TO DO
Look through the material below. Copy each line that contains the string "Dashboard".

ENTRIES SUPPLIED
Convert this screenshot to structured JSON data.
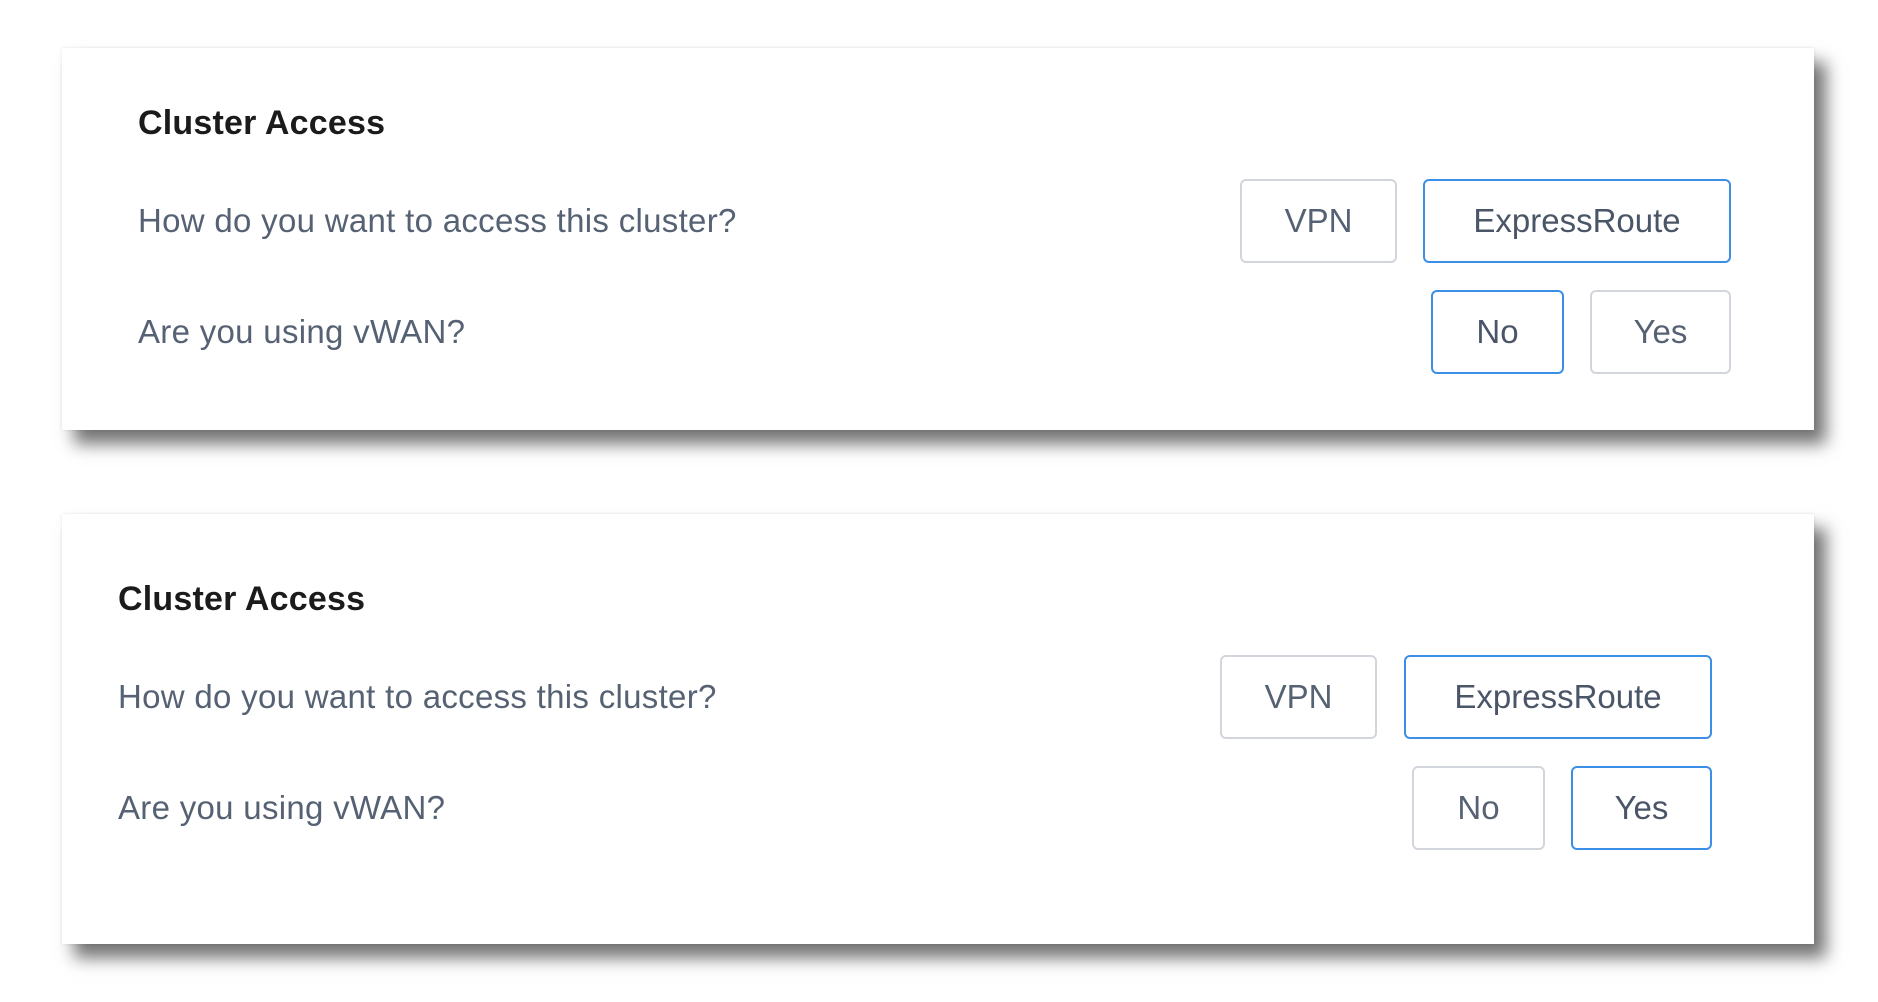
{
  "panels": [
    {
      "title": "Cluster Access",
      "access_question": "How do you want to access this cluster?",
      "access_options": [
        "VPN",
        "ExpressRoute"
      ],
      "access_selected": "ExpressRoute",
      "vwan_question": "Are you using vWAN?",
      "vwan_options": [
        "No",
        "Yes"
      ],
      "vwan_selected": "No"
    },
    {
      "title": "Cluster Access",
      "access_question": "How do you want to access this cluster?",
      "access_options": [
        "VPN",
        "ExpressRoute"
      ],
      "access_selected": "ExpressRoute",
      "vwan_question": "Are you using vWAN?",
      "vwan_options": [
        "No",
        "Yes"
      ],
      "vwan_selected": "Yes"
    }
  ],
  "colors": {
    "selected_border": "#3b8fe6",
    "default_border": "#d2d6dc",
    "question_text": "#566273",
    "title_text": "#1b1b1b"
  }
}
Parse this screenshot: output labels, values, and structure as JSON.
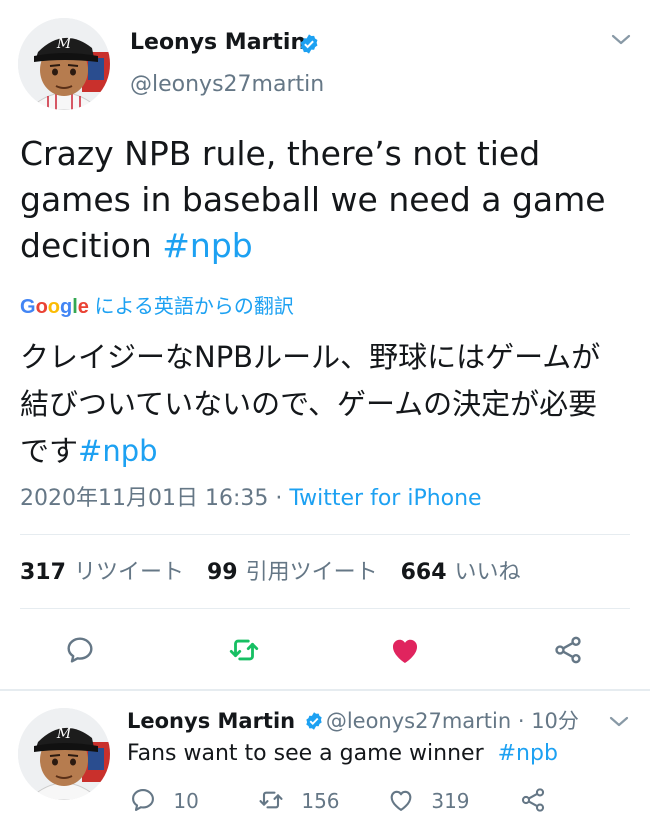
{
  "main_tweet": {
    "author_name": "Leonys Martin",
    "handle": "@leonys27martin",
    "text_line1": "Crazy NPB rule, there’s not tied",
    "text_line2": "games in baseball we need a game",
    "text_line3_prefix": "decition ",
    "hashtag": "#npb",
    "translation_provider": "Google",
    "translation_suffix": "による英語からの翻訳",
    "translated_line1": "クレイジーなNPBルール、野球にはゲームが",
    "translated_line2": "結びついていないので、ゲームの決定が必要",
    "translated_line3_prefix": "です",
    "translated_hashtag": "#npb",
    "timestamp": "2020年11月01日 16:35",
    "separator": " · ",
    "source": "Twitter for iPhone",
    "retweets_count": "317",
    "retweets_label": "リツイート",
    "quotes_count": "99",
    "quotes_label": "引用ツイート",
    "likes_count": "664",
    "likes_label": "いいね"
  },
  "reply_tweet": {
    "author_name": "Leonys Martin",
    "handle": "@leonys27martin",
    "time_sep": " · ",
    "time": "10分",
    "text_prefix": "Fans want to see a game winner  ",
    "hashtag": "#npb",
    "reply_count": "10",
    "retweet_count": "156",
    "like_count": "319"
  },
  "colors": {
    "accent": "#1da1f2",
    "retweet_green": "#17bf63",
    "like_red": "#e0245e",
    "muted": "#657786"
  },
  "icons": [
    "verified-badge-icon",
    "chevron-down-icon",
    "reply-icon",
    "retweet-icon",
    "heart-icon",
    "share-icon"
  ]
}
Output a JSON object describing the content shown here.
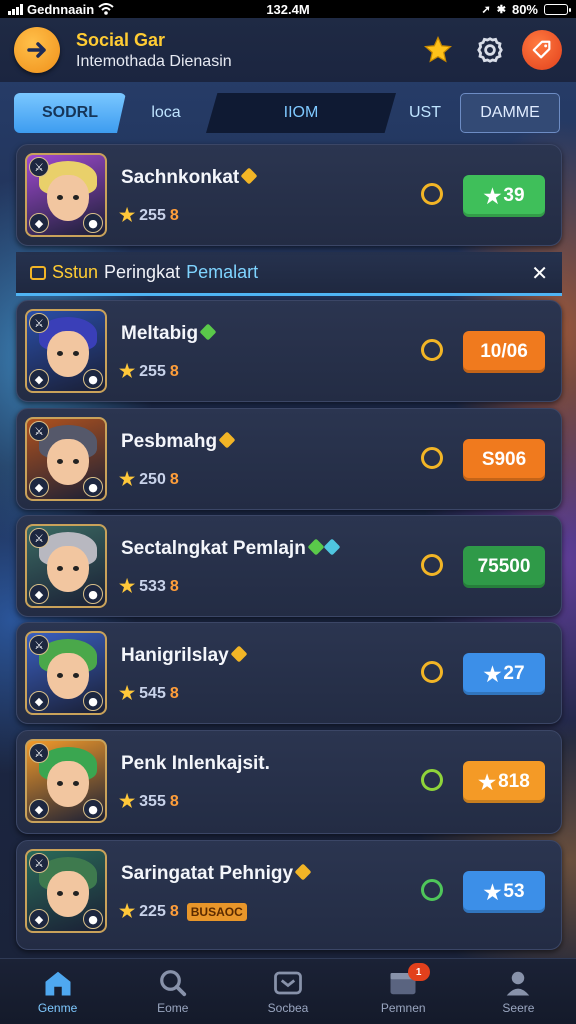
{
  "status_bar": {
    "carrier": "Gednnaain",
    "time": "132.4M",
    "battery_label": "80%"
  },
  "header": {
    "title": "Social Gar",
    "subtitle": "Intemothada Dienasin"
  },
  "tabs": [
    {
      "label": "SODRL",
      "active": true
    },
    {
      "label": "loca"
    },
    {
      "label": "IIOM"
    },
    {
      "label": "UST"
    },
    {
      "label": "DAMME"
    }
  ],
  "ranking_bar": {
    "word1": "Sstun",
    "word2": "Peringkat",
    "word3": "Pemalart"
  },
  "players": [
    {
      "name": "Sachnkonkat",
      "stars": "255",
      "suffix": "8",
      "score": "39",
      "score_color": "#3fbf5a",
      "score_icon": "star",
      "check_color": "#f2b526",
      "gem_colors": [
        "#f2b526"
      ],
      "hair": "#e9d06a",
      "bg": "#a04ad0",
      "tag": ""
    },
    {
      "name": "Meltabig",
      "stars": "255",
      "suffix": "8",
      "score": "10/06",
      "score_color": "#f07a1e",
      "score_icon": "",
      "check_color": "#f2b526",
      "gem_colors": [
        "#5ac94a"
      ],
      "hair": "#3a3fb8",
      "bg": "#2a4ea8",
      "tag": ""
    },
    {
      "name": "Pesbmahg",
      "stars": "250",
      "suffix": "8",
      "score": "S906",
      "score_color": "#f07a1e",
      "score_icon": "",
      "check_color": "#f2b526",
      "gem_colors": [
        "#f2b526"
      ],
      "hair": "#55586a",
      "bg": "#b0521e",
      "tag": ""
    },
    {
      "name": "Sectalngkat Pemlajn",
      "stars": "533",
      "suffix": "8",
      "score": "75500",
      "score_color": "#2f9a48",
      "score_icon": "",
      "check_color": "#f2b526",
      "gem_colors": [
        "#5ac94a",
        "#4fc6e0"
      ],
      "hair": "#b8b8c0",
      "bg": "#3b6a62",
      "tag": ""
    },
    {
      "name": "Hanigrilslay",
      "stars": "545",
      "suffix": "8",
      "score": "27",
      "score_color": "#3c8fe8",
      "score_icon": "star",
      "check_color": "#f2b526",
      "gem_colors": [
        "#f2b526"
      ],
      "hair": "#4aa84a",
      "bg": "#3a5fc0",
      "tag": ""
    },
    {
      "name": "Penk Inlenkajsit.",
      "stars": "355",
      "suffix": "8",
      "score": "818",
      "score_color": "#f49a26",
      "score_icon": "star",
      "check_color": "#8fd43a",
      "gem_colors": [],
      "hair": "#3aa650",
      "bg": "#f29a2a",
      "tag": ""
    },
    {
      "name": "Saringatat Pehnigy",
      "stars": "225",
      "suffix": "8",
      "score": "53",
      "score_color": "#3c8fe8",
      "score_icon": "star",
      "check_color": "#4fc65a",
      "gem_colors": [
        "#f2b526"
      ],
      "hair": "#3e7a4e",
      "bg": "#2a6a58",
      "tag": "BUSAOC"
    }
  ],
  "bottom_nav": [
    {
      "label": "Genme",
      "active": true,
      "icon": "home-icon"
    },
    {
      "label": "Eome",
      "icon": "search-icon"
    },
    {
      "label": "Socbea",
      "icon": "chat-icon"
    },
    {
      "label": "Pemnen",
      "icon": "store-icon",
      "badge": "1"
    },
    {
      "label": "Seere",
      "icon": "profile-icon"
    }
  ]
}
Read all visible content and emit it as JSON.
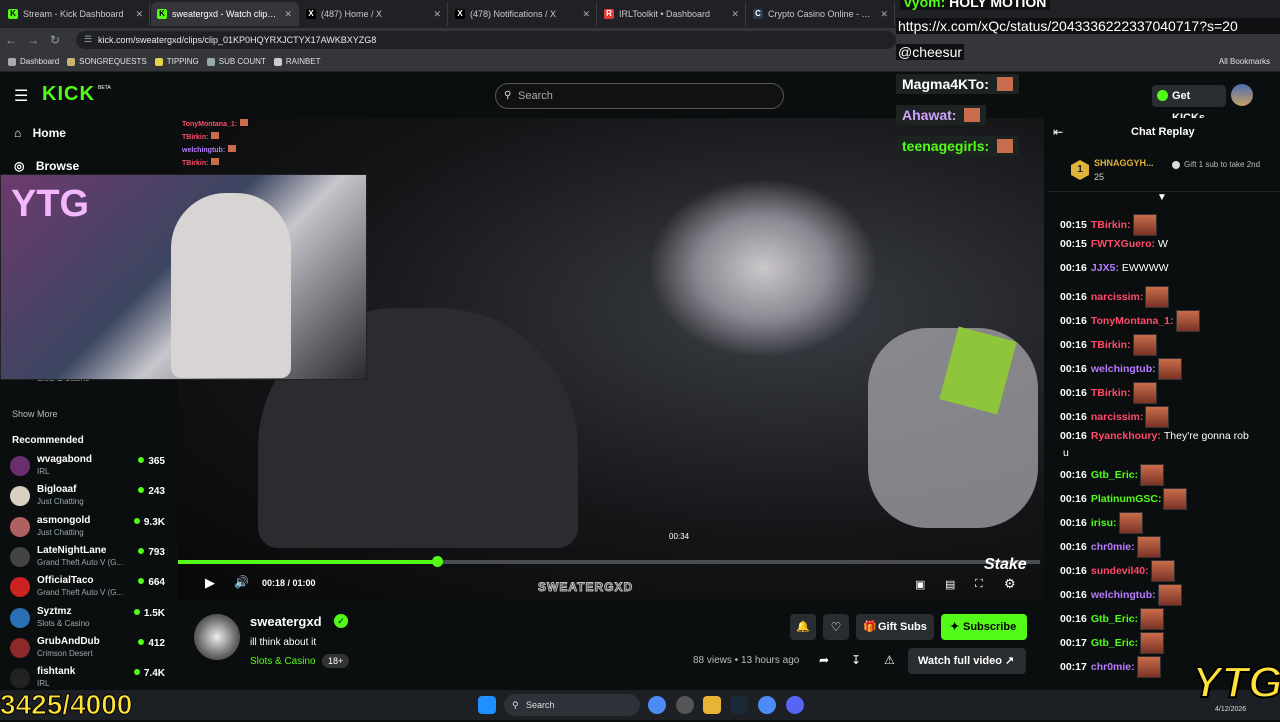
{
  "browser": {
    "tabs": [
      {
        "label": "Stream - Kick Dashboard",
        "fav": "K",
        "color": "#53fc18"
      },
      {
        "label": "sweatergxd - Watch clips on",
        "fav": "K",
        "color": "#53fc18"
      },
      {
        "label": "(487) Home / X",
        "fav": "X",
        "color": "#000000"
      },
      {
        "label": "(478) Notifications / X",
        "fav": "X",
        "color": "#000000"
      },
      {
        "label": "IRLToolkit • Dashboard",
        "fav": "R",
        "color": "#e53935"
      },
      {
        "label": "Crypto Casino Online - Play with",
        "fav": "C",
        "color": "#2d3b4f"
      }
    ],
    "url": "kick.com/sweatergxd/clips/clip_01KP0HQYRXJCTYX17AWKBXYZG8",
    "bookmarks": [
      "Dashboard",
      "SONGREQUESTS",
      "TIPPING",
      "SUB COUNT",
      "RAINBET"
    ],
    "all_bookmarks": "All Bookmarks"
  },
  "kick": {
    "logo": "KICK",
    "beta": "BETA",
    "search_placeholder": "Search",
    "get_kicks": "Get KICKs",
    "nav": {
      "home": "Home",
      "browse": "Browse"
    }
  },
  "sidebar": {
    "partial": {
      "name": "Syztmz",
      "category": "Slots & Casino",
      "viewers": "1.5K"
    },
    "show_more": "Show More",
    "recommended_title": "Recommended",
    "recommended": [
      {
        "name": "wvagabond",
        "category": "IRL",
        "viewers": "365",
        "color": "#6a2d6e"
      },
      {
        "name": "Bigloaaf",
        "category": "Just Chatting",
        "viewers": "243",
        "color": "#d8d0c0"
      },
      {
        "name": "asmongold",
        "category": "Just Chatting",
        "viewers": "9.3K",
        "color": "#b06060"
      },
      {
        "name": "LateNightLane",
        "category": "Grand Theft Auto V (G...",
        "viewers": "793",
        "color": "#444"
      },
      {
        "name": "OfficialTaco",
        "category": "Grand Theft Auto V (G...",
        "viewers": "664",
        "color": "#c22"
      },
      {
        "name": "Syztmz",
        "category": "Slots & Casino",
        "viewers": "1.5K",
        "color": "#2b6fb5"
      },
      {
        "name": "GrubAndDub",
        "category": "Crimson Desert",
        "viewers": "412",
        "color": "#8a2a2a"
      },
      {
        "name": "fishtank",
        "category": "IRL",
        "viewers": "7.4K",
        "color": "#222"
      }
    ]
  },
  "player": {
    "time_current": "00:18",
    "time_total": "01:00",
    "hover_time": "00:34",
    "progress": 0.3,
    "watermark": "SWEATERGXD",
    "stake": "Stake"
  },
  "mini_chat": [
    {
      "u": "TonyMontana_1:",
      "c": "#ff4a6a"
    },
    {
      "u": "TBirkin:",
      "c": "#ff4a6a"
    },
    {
      "u": "welchingtub:",
      "c": "#b77bff"
    },
    {
      "u": "TBirkin:",
      "c": "#ff4a6a"
    }
  ],
  "overlay": {
    "name": "vyom:",
    "msg": "HOLY MOTION",
    "link": "https://x.com/xQc/status/2043336222337040717?s=20",
    "mention": "@cheesur",
    "lines": [
      {
        "u": "Magma4KTo:",
        "c": "#ffffff"
      },
      {
        "u": "Ahawat:",
        "c": "#cfa3ff"
      },
      {
        "u": "teenagegirls:",
        "c": "#53fc18"
      }
    ],
    "counter": "3425/4000",
    "brand": "YTG"
  },
  "clip_info": {
    "channel": "sweatergxd",
    "title": "ill think about it",
    "category": "Slots & Casino",
    "age_badge": "18+",
    "gift_subs": "Gift Subs",
    "subscribe": "Subscribe",
    "views": "88 views",
    "time_ago": "13 hours ago",
    "watch_full": "Watch full video"
  },
  "chat": {
    "title": "Chat Replay",
    "gifter": {
      "name": "SHNAGGYH...",
      "count": "25",
      "rank": "1"
    },
    "gift_cta": "Gift 1 sub to take 2nd",
    "messages": [
      {
        "t": "00:15",
        "u": "TBirkin:",
        "c": "#ff4a6a",
        "text": "",
        "emote": true
      },
      {
        "t": "00:15",
        "u": "FWTXGuero:",
        "c": "#ff4a6a",
        "text": "W",
        "emote": false
      },
      {
        "t": "00:16",
        "u": "JJX5:",
        "c": "#b77bff",
        "text": "EWWWW",
        "emote": false
      },
      {
        "t": "00:16",
        "u": "narcissim:",
        "c": "#ff4a6a",
        "text": "",
        "emote": true
      },
      {
        "t": "00:16",
        "u": "TonyMontana_1:",
        "c": "#ff4a6a",
        "text": "",
        "emote": true
      },
      {
        "t": "00:16",
        "u": "TBirkin:",
        "c": "#ff4a6a",
        "text": "",
        "emote": true
      },
      {
        "t": "00:16",
        "u": "welchingtub:",
        "c": "#b77bff",
        "text": "",
        "emote": true
      },
      {
        "t": "00:16",
        "u": "TBirkin:",
        "c": "#ff4a6a",
        "text": "",
        "emote": true
      },
      {
        "t": "00:16",
        "u": "narcissim:",
        "c": "#ff4a6a",
        "text": "",
        "emote": true
      },
      {
        "t": "00:16",
        "u": "Ryanckhoury:",
        "c": "#ff4a6a",
        "text": "They're gonna rob",
        "emote": false
      },
      {
        "t": "",
        "u": "",
        "c": "#fff",
        "text": "u",
        "emote": false
      },
      {
        "t": "00:16",
        "u": "Gtb_Eric:",
        "c": "#53fc18",
        "text": "",
        "emote": true
      },
      {
        "t": "00:16",
        "u": "PlatinumGSC:",
        "c": "#53fc18",
        "text": "",
        "emote": true
      },
      {
        "t": "00:16",
        "u": "irisu:",
        "c": "#53fc18",
        "text": "",
        "emote": true
      },
      {
        "t": "00:16",
        "u": "chr0mie:",
        "c": "#b77bff",
        "text": "",
        "emote": true
      },
      {
        "t": "00:16",
        "u": "sundevil40:",
        "c": "#ff4a6a",
        "text": "",
        "emote": true
      },
      {
        "t": "00:16",
        "u": "welchingtub:",
        "c": "#b77bff",
        "text": "",
        "emote": true
      },
      {
        "t": "00:16",
        "u": "Gtb_Eric:",
        "c": "#53fc18",
        "text": "",
        "emote": true
      },
      {
        "t": "00:17",
        "u": "Gtb_Eric:",
        "c": "#53fc18",
        "text": "",
        "emote": true
      },
      {
        "t": "00:17",
        "u": "chr0mie:",
        "c": "#b77bff",
        "text": "",
        "emote": true
      }
    ]
  },
  "taskbar": {
    "search": "Search",
    "date": "4/12/2026"
  }
}
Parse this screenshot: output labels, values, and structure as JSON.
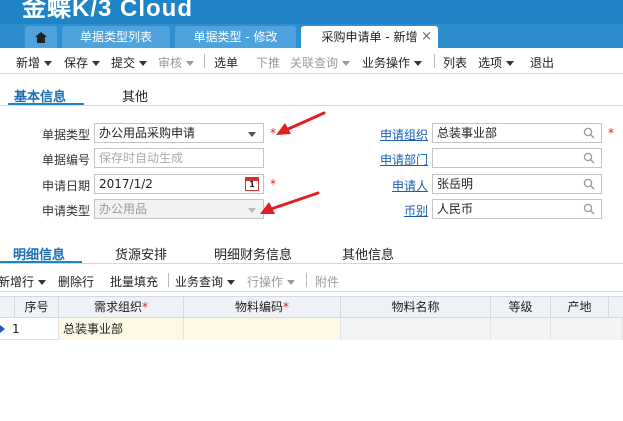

WRITTEN REPLY
        "label": "Stream - Kick Dashboard",
        "label": "IRLToolkit • Dashboard",
      "Dashboard",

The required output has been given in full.